**Provided data:**
========

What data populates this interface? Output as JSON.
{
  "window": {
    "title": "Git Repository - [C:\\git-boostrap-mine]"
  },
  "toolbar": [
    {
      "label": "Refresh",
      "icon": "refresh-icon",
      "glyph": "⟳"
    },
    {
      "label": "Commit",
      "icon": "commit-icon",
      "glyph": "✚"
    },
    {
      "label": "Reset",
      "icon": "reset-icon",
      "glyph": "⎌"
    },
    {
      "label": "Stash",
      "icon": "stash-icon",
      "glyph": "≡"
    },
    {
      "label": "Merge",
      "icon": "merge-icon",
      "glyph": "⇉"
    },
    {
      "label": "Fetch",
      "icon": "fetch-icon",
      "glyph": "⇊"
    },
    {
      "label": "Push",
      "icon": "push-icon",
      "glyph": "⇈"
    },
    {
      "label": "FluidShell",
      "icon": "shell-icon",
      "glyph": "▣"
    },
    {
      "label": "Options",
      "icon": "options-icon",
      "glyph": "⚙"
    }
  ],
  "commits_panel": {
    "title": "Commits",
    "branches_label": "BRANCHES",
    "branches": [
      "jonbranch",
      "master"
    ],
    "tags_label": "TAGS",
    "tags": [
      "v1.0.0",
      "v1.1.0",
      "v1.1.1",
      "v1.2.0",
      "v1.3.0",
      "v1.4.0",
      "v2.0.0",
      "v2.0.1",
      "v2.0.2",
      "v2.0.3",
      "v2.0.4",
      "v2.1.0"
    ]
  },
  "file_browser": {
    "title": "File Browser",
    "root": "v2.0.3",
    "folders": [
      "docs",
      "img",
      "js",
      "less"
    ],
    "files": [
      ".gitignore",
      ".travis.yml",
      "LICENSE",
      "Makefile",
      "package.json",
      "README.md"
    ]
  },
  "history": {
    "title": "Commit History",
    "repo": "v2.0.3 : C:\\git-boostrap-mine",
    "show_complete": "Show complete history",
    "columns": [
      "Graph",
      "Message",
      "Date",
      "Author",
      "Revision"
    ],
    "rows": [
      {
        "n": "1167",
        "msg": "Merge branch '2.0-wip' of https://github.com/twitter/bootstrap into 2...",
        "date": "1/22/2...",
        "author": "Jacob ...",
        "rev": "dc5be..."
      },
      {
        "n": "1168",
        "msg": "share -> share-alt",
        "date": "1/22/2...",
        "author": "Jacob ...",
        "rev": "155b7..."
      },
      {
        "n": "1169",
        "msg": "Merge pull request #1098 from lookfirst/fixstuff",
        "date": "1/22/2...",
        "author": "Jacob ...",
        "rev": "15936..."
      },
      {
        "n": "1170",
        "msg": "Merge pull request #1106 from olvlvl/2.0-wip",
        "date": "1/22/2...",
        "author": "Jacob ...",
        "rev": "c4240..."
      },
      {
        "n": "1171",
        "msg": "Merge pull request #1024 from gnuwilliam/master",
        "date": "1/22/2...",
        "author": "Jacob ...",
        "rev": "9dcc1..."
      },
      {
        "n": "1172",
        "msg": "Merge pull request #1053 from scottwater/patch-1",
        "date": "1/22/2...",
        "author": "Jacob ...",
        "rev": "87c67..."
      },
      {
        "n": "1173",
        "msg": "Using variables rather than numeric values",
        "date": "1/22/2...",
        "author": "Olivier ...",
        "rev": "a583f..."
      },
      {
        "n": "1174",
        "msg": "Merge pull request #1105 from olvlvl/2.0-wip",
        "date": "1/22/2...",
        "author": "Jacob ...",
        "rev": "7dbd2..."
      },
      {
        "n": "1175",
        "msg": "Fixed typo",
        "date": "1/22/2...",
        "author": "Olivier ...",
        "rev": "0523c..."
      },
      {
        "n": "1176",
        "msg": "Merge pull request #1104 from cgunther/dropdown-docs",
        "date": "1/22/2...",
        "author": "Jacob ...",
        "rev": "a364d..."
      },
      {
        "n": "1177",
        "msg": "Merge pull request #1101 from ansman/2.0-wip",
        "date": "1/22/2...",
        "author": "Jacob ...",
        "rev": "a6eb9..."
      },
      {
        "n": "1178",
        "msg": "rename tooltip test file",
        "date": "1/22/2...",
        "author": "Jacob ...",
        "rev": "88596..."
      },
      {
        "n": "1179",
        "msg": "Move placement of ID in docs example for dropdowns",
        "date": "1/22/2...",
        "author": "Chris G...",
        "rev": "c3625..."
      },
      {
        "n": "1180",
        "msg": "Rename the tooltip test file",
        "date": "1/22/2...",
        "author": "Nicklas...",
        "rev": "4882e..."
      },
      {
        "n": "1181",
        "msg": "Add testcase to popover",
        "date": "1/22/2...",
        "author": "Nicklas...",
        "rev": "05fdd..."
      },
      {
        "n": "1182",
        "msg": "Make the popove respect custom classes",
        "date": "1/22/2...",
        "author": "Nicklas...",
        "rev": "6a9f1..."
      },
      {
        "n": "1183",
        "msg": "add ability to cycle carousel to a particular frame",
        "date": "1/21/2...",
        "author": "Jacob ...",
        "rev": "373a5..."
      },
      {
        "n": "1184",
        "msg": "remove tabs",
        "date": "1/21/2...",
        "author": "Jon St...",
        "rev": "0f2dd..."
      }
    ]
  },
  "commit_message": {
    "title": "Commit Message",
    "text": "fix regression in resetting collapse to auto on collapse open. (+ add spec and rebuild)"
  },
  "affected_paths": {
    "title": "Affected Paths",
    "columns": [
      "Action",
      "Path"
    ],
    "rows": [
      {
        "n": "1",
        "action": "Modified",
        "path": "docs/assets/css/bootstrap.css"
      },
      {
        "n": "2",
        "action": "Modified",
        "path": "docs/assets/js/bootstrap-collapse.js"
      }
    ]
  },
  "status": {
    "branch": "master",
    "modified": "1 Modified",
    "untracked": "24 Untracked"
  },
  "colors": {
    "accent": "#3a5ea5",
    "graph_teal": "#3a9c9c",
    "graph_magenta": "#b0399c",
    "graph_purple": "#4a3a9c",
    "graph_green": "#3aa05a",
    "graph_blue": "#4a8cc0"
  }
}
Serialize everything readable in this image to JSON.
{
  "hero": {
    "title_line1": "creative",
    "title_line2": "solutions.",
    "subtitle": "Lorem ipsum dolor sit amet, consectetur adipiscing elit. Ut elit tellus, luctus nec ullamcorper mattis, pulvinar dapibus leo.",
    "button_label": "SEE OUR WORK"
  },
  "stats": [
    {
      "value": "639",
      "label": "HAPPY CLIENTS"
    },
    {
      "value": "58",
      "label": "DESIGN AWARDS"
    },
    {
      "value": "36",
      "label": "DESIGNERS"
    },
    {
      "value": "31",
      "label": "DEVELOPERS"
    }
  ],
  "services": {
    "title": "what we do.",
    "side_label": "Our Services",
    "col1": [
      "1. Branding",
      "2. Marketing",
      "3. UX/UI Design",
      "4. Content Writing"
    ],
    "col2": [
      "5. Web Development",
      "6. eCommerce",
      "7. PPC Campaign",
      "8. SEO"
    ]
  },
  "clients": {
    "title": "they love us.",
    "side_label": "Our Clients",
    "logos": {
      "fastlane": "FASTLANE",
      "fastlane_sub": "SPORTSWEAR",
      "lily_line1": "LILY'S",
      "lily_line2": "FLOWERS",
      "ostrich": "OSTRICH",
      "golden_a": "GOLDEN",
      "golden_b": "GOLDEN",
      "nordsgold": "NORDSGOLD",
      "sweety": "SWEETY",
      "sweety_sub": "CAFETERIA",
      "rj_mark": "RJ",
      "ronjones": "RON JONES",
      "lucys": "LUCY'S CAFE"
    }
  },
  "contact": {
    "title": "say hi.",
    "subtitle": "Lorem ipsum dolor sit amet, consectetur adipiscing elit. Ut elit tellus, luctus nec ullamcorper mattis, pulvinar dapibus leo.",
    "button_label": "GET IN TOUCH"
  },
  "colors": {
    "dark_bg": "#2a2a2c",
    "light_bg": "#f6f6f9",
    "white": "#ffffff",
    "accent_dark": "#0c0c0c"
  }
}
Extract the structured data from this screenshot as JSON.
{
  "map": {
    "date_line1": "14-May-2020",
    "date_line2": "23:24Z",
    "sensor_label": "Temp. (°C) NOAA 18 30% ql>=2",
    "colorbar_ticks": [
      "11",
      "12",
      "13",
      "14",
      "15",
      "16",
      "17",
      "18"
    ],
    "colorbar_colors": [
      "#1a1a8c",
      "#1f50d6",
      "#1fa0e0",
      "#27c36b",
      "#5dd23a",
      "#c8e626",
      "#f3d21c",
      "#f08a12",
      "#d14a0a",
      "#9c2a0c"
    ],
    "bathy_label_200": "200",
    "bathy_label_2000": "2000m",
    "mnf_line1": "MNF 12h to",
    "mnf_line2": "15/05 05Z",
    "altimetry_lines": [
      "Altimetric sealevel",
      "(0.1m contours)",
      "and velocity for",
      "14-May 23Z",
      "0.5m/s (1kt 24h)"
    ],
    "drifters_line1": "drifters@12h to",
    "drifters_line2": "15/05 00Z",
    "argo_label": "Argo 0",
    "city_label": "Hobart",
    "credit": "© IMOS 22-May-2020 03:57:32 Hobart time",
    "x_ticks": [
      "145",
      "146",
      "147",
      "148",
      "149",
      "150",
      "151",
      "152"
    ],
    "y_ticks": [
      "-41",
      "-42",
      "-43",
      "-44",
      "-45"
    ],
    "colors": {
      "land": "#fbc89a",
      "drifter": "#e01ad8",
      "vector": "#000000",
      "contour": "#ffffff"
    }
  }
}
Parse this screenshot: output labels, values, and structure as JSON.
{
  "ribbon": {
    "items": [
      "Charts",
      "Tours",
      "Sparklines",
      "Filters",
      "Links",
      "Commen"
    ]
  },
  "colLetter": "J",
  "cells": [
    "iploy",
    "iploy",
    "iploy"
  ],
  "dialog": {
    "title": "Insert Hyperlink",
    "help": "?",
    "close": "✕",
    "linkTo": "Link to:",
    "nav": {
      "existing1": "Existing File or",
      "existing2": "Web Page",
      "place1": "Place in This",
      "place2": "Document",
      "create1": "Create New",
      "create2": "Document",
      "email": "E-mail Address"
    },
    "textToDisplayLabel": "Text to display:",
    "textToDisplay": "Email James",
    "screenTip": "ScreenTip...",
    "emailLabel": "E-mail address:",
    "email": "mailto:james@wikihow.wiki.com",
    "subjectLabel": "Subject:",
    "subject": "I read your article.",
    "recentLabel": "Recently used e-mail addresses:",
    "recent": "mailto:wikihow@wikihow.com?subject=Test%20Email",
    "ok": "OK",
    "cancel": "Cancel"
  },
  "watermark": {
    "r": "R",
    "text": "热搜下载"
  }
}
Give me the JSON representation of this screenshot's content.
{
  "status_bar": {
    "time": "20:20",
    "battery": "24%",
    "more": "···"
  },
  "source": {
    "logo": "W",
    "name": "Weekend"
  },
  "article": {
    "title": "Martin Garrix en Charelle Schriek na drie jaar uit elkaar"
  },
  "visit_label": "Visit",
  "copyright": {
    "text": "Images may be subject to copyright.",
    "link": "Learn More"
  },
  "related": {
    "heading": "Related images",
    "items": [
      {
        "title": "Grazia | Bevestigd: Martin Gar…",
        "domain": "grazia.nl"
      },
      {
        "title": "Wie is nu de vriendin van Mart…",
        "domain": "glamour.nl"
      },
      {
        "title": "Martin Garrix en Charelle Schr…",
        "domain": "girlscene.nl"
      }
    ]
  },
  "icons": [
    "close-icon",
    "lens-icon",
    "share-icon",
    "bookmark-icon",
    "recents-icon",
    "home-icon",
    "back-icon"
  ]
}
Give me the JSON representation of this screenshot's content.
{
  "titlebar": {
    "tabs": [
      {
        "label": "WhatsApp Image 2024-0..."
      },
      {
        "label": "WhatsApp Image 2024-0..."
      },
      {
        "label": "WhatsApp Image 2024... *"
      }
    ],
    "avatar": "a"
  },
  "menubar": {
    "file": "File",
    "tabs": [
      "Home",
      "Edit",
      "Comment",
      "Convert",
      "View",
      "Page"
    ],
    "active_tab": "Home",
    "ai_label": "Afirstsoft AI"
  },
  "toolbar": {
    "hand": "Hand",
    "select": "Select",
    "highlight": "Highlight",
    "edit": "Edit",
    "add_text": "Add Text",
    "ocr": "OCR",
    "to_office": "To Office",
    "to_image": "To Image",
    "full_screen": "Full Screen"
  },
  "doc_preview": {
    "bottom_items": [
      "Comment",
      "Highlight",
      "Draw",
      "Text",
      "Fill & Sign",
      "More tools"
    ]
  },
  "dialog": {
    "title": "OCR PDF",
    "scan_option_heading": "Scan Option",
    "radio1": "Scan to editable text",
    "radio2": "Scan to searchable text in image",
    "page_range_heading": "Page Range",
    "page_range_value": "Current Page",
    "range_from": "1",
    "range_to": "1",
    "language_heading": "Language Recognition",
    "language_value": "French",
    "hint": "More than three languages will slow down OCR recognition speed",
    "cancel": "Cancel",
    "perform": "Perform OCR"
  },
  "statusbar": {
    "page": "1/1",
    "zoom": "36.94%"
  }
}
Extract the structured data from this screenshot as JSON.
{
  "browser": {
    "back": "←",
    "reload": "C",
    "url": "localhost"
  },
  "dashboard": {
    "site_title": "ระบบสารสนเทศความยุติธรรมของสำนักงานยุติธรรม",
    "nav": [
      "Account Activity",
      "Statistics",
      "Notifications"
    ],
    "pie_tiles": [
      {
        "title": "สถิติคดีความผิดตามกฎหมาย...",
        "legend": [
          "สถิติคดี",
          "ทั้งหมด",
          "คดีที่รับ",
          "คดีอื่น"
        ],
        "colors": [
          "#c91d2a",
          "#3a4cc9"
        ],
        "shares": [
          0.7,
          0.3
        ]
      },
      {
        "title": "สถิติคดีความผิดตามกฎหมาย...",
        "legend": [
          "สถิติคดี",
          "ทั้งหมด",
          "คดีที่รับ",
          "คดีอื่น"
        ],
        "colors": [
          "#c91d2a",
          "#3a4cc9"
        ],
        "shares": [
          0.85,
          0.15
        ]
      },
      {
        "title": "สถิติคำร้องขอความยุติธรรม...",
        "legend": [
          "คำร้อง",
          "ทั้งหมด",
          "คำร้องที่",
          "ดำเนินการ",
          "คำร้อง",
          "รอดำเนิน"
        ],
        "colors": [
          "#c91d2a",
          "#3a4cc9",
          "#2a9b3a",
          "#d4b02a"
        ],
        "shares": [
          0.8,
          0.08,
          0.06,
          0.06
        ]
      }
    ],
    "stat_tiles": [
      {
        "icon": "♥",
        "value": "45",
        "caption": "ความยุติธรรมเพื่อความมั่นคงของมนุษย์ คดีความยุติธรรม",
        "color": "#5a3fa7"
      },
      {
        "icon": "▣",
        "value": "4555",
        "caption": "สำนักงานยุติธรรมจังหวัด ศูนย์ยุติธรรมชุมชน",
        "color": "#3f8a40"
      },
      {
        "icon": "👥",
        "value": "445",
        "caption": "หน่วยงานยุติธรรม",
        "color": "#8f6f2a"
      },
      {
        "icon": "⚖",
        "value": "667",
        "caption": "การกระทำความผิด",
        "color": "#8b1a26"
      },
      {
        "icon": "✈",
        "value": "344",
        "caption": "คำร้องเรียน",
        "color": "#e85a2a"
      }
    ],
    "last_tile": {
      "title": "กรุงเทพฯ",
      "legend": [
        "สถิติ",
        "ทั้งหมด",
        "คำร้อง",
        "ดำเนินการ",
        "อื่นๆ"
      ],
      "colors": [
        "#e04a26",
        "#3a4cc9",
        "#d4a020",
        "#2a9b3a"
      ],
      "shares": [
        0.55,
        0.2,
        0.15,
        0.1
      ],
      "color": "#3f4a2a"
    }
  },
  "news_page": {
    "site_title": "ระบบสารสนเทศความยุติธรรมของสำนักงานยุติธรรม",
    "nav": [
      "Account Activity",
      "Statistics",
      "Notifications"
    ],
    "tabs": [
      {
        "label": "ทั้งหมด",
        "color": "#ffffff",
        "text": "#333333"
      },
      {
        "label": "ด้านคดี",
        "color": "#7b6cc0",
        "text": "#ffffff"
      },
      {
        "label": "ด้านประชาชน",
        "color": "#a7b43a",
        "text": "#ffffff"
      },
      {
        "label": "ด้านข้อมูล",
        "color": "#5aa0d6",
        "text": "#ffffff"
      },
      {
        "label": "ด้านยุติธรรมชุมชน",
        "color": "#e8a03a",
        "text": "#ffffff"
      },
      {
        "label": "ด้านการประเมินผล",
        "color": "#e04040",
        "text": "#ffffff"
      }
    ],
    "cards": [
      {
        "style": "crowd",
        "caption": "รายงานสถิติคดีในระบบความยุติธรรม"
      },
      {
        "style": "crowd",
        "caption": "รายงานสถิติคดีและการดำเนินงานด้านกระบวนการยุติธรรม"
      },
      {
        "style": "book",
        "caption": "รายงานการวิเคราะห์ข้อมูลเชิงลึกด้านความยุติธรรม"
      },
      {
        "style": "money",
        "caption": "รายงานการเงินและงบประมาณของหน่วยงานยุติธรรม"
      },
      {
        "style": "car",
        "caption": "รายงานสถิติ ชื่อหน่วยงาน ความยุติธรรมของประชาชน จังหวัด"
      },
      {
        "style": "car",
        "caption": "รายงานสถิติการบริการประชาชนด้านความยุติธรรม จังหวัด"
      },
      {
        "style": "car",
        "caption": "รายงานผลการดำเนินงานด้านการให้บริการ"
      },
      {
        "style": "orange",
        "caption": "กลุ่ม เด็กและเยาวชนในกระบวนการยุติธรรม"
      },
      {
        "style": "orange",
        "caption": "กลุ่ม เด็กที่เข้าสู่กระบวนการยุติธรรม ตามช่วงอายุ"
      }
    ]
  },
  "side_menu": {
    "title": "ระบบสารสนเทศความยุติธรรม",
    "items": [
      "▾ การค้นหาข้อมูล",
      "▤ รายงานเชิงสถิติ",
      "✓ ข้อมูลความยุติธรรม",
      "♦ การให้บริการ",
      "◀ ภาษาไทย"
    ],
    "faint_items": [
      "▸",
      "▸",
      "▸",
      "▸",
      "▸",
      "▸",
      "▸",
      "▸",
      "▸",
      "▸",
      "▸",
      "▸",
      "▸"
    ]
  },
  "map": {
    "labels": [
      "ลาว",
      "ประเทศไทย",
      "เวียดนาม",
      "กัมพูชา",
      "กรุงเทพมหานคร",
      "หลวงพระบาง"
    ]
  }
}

========

**Required work:** From the entries above, extract each line containing "glyph".

**Reply to the task:**
      "glyph": "⟳"
      "glyph": "✚"
      "glyph": "⎌"
      "glyph": "≡"
      "glyph": "⇉"
      "glyph": "⇊"
      "glyph": "⇈"
      "glyph": "▣"
      "glyph": "⚙"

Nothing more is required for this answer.